WHAT YOU ARE ASKED TO DO:
Return a copy of each line that holds the string "Option".

DATA EXTRACT:
'''

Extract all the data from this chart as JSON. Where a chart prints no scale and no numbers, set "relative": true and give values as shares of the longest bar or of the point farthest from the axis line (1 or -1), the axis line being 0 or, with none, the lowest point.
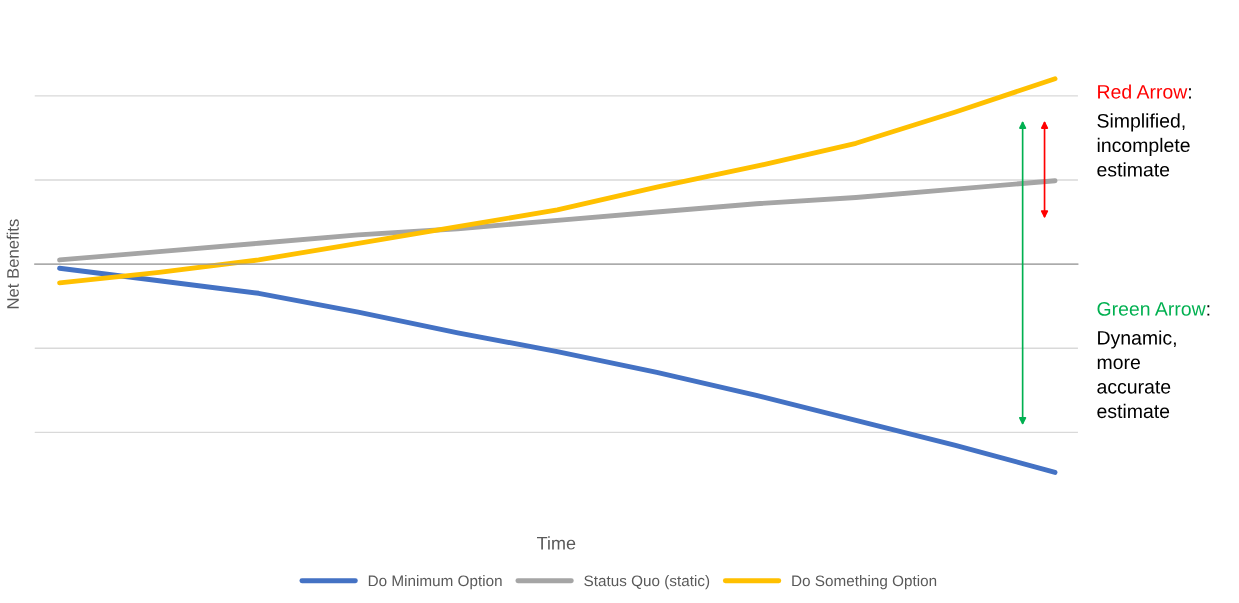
{
  "chart_data": {
    "type": "line",
    "relative": true,
    "xlabel": "Time",
    "ylabel": "Net Benefits",
    "categories": [
      null,
      null,
      null,
      null,
      null,
      null,
      null,
      null,
      null,
      null,
      null
    ],
    "series": [
      {
        "name": "Do Minimum Option",
        "color": "#4472c4",
        "values": [
          -0.02,
          -0.08,
          -0.14,
          -0.23,
          -0.33,
          -0.42,
          -0.52,
          -0.63,
          -0.75,
          -0.87,
          -1
        ]
      },
      {
        "name": "Status Quo (static)",
        "color": "#a5a5a5",
        "values": [
          0.02,
          0.06,
          0.1,
          0.14,
          0.17,
          0.21,
          0.25,
          0.29,
          0.32,
          0.36,
          0.4
        ]
      },
      {
        "name": "Do Something Option",
        "color": "#ffc000",
        "values": [
          -0.09,
          -0.04,
          0.02,
          0.1,
          0.18,
          0.26,
          0.37,
          0.47,
          0.58,
          0.73,
          0.89
        ]
      }
    ],
    "annotations": [
      "Red Arrow:\nSimplified,\nincomplete\nestimate",
      "Green Arrow:\nDynamic,\nmore\naccurate\nestimate"
    ],
    "grid": "y",
    "legend": "bottom",
    "marker": "none",
    "line_style": "solid"
  }
}
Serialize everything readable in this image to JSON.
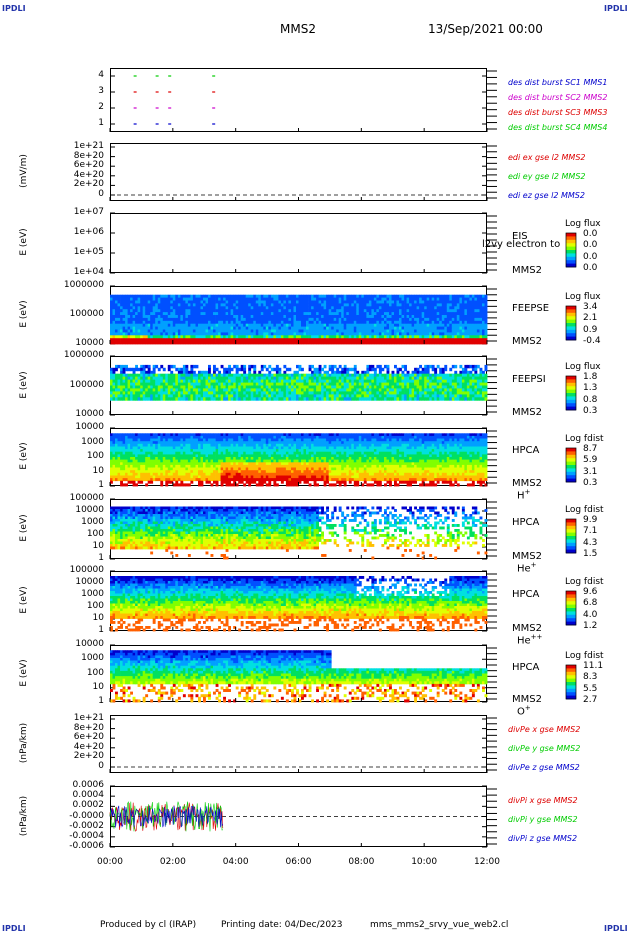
{
  "corners": {
    "tl": "IPDLI",
    "tr": "IPDLI",
    "bl": "IPDLI",
    "br": "IPDLI"
  },
  "header": {
    "mission": "MMS2",
    "date": "13/Sep/2021 00:00"
  },
  "footer": {
    "producer": "Produced by cl (IRAP)",
    "printing": "Printing date: 04/Dec/2023",
    "file": "mms_mms2_srvy_vue_web2.cl"
  },
  "x_ticks": [
    "00:00",
    "02:00",
    "04:00",
    "06:00",
    "08:00",
    "10:00",
    "12:00"
  ],
  "colors": {
    "red": "#dd0000",
    "magenta": "#cc00cc",
    "blue": "#0000cc",
    "green": "#00cc00"
  },
  "chart_data": [
    {
      "type": "scatter",
      "panel": "burst",
      "yticks": [
        "4",
        "3",
        "2",
        "1"
      ],
      "legend": [
        "des dist burst SC1 MMS1",
        "des dist burst SC2 MMS2",
        "des dist burst SC3 MMS3",
        "des dist burst SC4 MMS4"
      ],
      "x_hours": [
        0.8,
        1.5,
        1.9,
        3.3
      ]
    },
    {
      "type": "line",
      "panel": "edi",
      "ylabel": "(mV/m)",
      "yticks": [
        "1e+21",
        "8e+20",
        "6e+20",
        "4e+20",
        "2e+20",
        "0"
      ],
      "legend": [
        "edi ex gse l2 MMS2",
        "edi ey gse l2 MMS2",
        "edi ez gse l2 MMS2"
      ]
    },
    {
      "type": "heatmap",
      "panel": "eis",
      "ylabel": "E (eV)",
      "yticks": [
        "1e+07",
        "1e+06",
        "1e+05",
        "1e+04"
      ],
      "inst": [
        "EIS",
        "MMS2"
      ],
      "overlay": "l2vy electron to",
      "cb_title": "Log flux",
      "cb_vals": [
        "0.0",
        "0.0",
        "0.0",
        "0.0"
      ]
    },
    {
      "type": "heatmap",
      "panel": "feepse",
      "ylabel": "E (eV)",
      "yticks": [
        "1000000",
        "100000",
        "10000"
      ],
      "inst": [
        "FEEPSE",
        "MMS2"
      ],
      "cb_title": "Log flux",
      "cb_vals": [
        "3.4",
        "2.1",
        "0.9",
        "-0.4"
      ]
    },
    {
      "type": "heatmap",
      "panel": "feepsi",
      "ylabel": "E (eV)",
      "yticks": [
        "1000000",
        "100000",
        "10000"
      ],
      "inst": [
        "FEEPSI",
        "MMS2"
      ],
      "cb_title": "Log flux",
      "cb_vals": [
        "1.8",
        "1.3",
        "0.8",
        "0.3"
      ]
    },
    {
      "type": "heatmap",
      "panel": "hpca_h",
      "ylabel": "E (eV)",
      "yticks": [
        "10000",
        "1000",
        "100",
        "10",
        "1"
      ],
      "inst": [
        "HPCA",
        "MMS2"
      ],
      "species": "H",
      "sup": "+",
      "cb_title": "Log fdist",
      "cb_vals": [
        "8.7",
        "5.9",
        "3.1",
        "0.3"
      ]
    },
    {
      "type": "heatmap",
      "panel": "hpca_he",
      "ylabel": "E (eV)",
      "yticks": [
        "100000",
        "10000",
        "1000",
        "100",
        "10",
        "1"
      ],
      "inst": [
        "HPCA",
        "MMS2"
      ],
      "species": "He",
      "sup": "+",
      "cb_title": "Log fdist",
      "cb_vals": [
        "9.9",
        "7.1",
        "4.3",
        "1.5"
      ]
    },
    {
      "type": "heatmap",
      "panel": "hpca_hepp",
      "ylabel": "E (eV)",
      "yticks": [
        "100000",
        "10000",
        "1000",
        "100",
        "10",
        "1"
      ],
      "inst": [
        "HPCA",
        "MMS2"
      ],
      "species": "He",
      "sup": "++",
      "cb_title": "Log fdist",
      "cb_vals": [
        "9.6",
        "6.8",
        "4.0",
        "1.2"
      ]
    },
    {
      "type": "heatmap",
      "panel": "hpca_o",
      "ylabel": "E (eV)",
      "yticks": [
        "10000",
        "1000",
        "100",
        "10",
        "1"
      ],
      "inst": [
        "HPCA",
        "MMS2"
      ],
      "species": "O",
      "sup": "+",
      "cb_title": "Log fdist",
      "cb_vals": [
        "11.1",
        "8.3",
        "5.5",
        "2.7"
      ]
    },
    {
      "type": "line",
      "panel": "divpe",
      "ylabel": "(nPa/km)",
      "yticks": [
        "1e+21",
        "8e+20",
        "6e+20",
        "4e+20",
        "2e+20",
        "0"
      ],
      "legend": [
        "divPe x gse MMS2",
        "divPe y gse MMS2",
        "divPe z gse MMS2"
      ]
    },
    {
      "type": "line",
      "panel": "divpi",
      "ylabel": "(nPa/km)",
      "yticks": [
        "0.0006",
        "0.0004",
        "0.0002",
        "-0.0000",
        "-0.0002",
        "-0.0004",
        "-0.0006"
      ],
      "legend": [
        "divPi x gse MMS2",
        "divPi y gse MMS2",
        "divPi z gse MMS2"
      ],
      "data_end_hour": 3.6
    }
  ]
}
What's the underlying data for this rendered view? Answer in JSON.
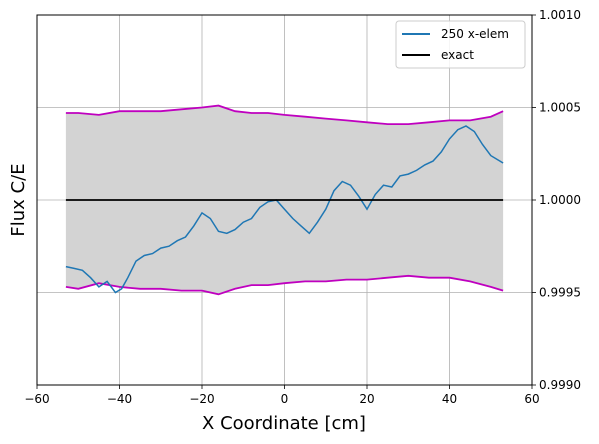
{
  "chart_data": {
    "type": "line",
    "xlabel": "X Coordinate [cm]",
    "ylabel": "Flux C/E",
    "xlim": [
      -60,
      60
    ],
    "ylim": [
      0.999,
      1.001
    ],
    "x_ticks": [
      -60,
      -40,
      -20,
      0,
      20,
      40,
      60
    ],
    "x_tick_labels": [
      "−60",
      "−40",
      "−20",
      "0",
      "20",
      "40",
      "60"
    ],
    "y_ticks": [
      0.999,
      0.9995,
      1.0,
      1.0005,
      1.001
    ],
    "y_tick_labels": [
      "0.9990",
      "0.9995",
      "1.0000",
      "1.0005",
      "1.0010"
    ],
    "y_axis_side": "right",
    "grid": true,
    "legend": {
      "placement": "top-right",
      "entries": [
        {
          "label": "250 x-elem",
          "color": "#1f77b4"
        },
        {
          "label": "exact",
          "color": "#000000"
        }
      ]
    },
    "band_fill_color": "#d3d3d3",
    "band_edge_color": "#bf00bf",
    "series": [
      {
        "name": "250 x-elem",
        "color": "#1f77b4",
        "x": [
          -53,
          -51,
          -49,
          -47,
          -45,
          -43,
          -41,
          -39.5,
          -38,
          -36,
          -34,
          -32,
          -30,
          -28,
          -26,
          -24,
          -22,
          -20,
          -18,
          -16,
          -14,
          -12,
          -10,
          -8,
          -6,
          -4,
          -2,
          0,
          2,
          4,
          6,
          8,
          10,
          12,
          14,
          16,
          18,
          20,
          22,
          24,
          26,
          28,
          30,
          32,
          34,
          36,
          38,
          40,
          42,
          44,
          46,
          48,
          50,
          53
        ],
        "y": [
          0.99964,
          0.99963,
          0.99962,
          0.99958,
          0.99953,
          0.99956,
          0.9995,
          0.99952,
          0.99958,
          0.99967,
          0.9997,
          0.99971,
          0.99974,
          0.99975,
          0.99978,
          0.9998,
          0.99986,
          0.99993,
          0.9999,
          0.99983,
          0.99982,
          0.99984,
          0.99988,
          0.9999,
          0.99996,
          0.99999,
          1.0,
          0.99995,
          0.9999,
          0.99986,
          0.99982,
          0.99988,
          0.99995,
          1.00005,
          1.0001,
          1.00008,
          1.00002,
          0.99995,
          1.00003,
          1.00008,
          1.00007,
          1.00013,
          1.00014,
          1.00016,
          1.00019,
          1.00021,
          1.00026,
          1.00033,
          1.00038,
          1.0004,
          1.00037,
          1.0003,
          1.00024,
          1.0002
        ]
      },
      {
        "name": "exact",
        "color": "#000000",
        "x": [
          -53,
          53
        ],
        "y": [
          1.0,
          1.0
        ]
      }
    ],
    "uncertainty_band": {
      "x": [
        -53,
        -50,
        -45,
        -40,
        -35,
        -30,
        -25,
        -20,
        -16,
        -12,
        -8,
        -4,
        0,
        5,
        10,
        15,
        20,
        25,
        30,
        35,
        40,
        45,
        50,
        53
      ],
      "upper": [
        1.00047,
        1.00047,
        1.00046,
        1.00048,
        1.00048,
        1.00048,
        1.00049,
        1.0005,
        1.00051,
        1.00048,
        1.00047,
        1.00047,
        1.00046,
        1.00045,
        1.00044,
        1.00043,
        1.00042,
        1.00041,
        1.00041,
        1.00042,
        1.00043,
        1.00043,
        1.00045,
        1.00048
      ],
      "lower": [
        0.99953,
        0.99952,
        0.99955,
        0.99953,
        0.99952,
        0.99952,
        0.99951,
        0.99951,
        0.99949,
        0.99952,
        0.99954,
        0.99954,
        0.99955,
        0.99956,
        0.99956,
        0.99957,
        0.99957,
        0.99958,
        0.99959,
        0.99958,
        0.99958,
        0.99956,
        0.99953,
        0.99951
      ]
    }
  }
}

'''

COMPLETED TASK:
        "name": "Do Minimum Option",
        "name": "Do Something Option",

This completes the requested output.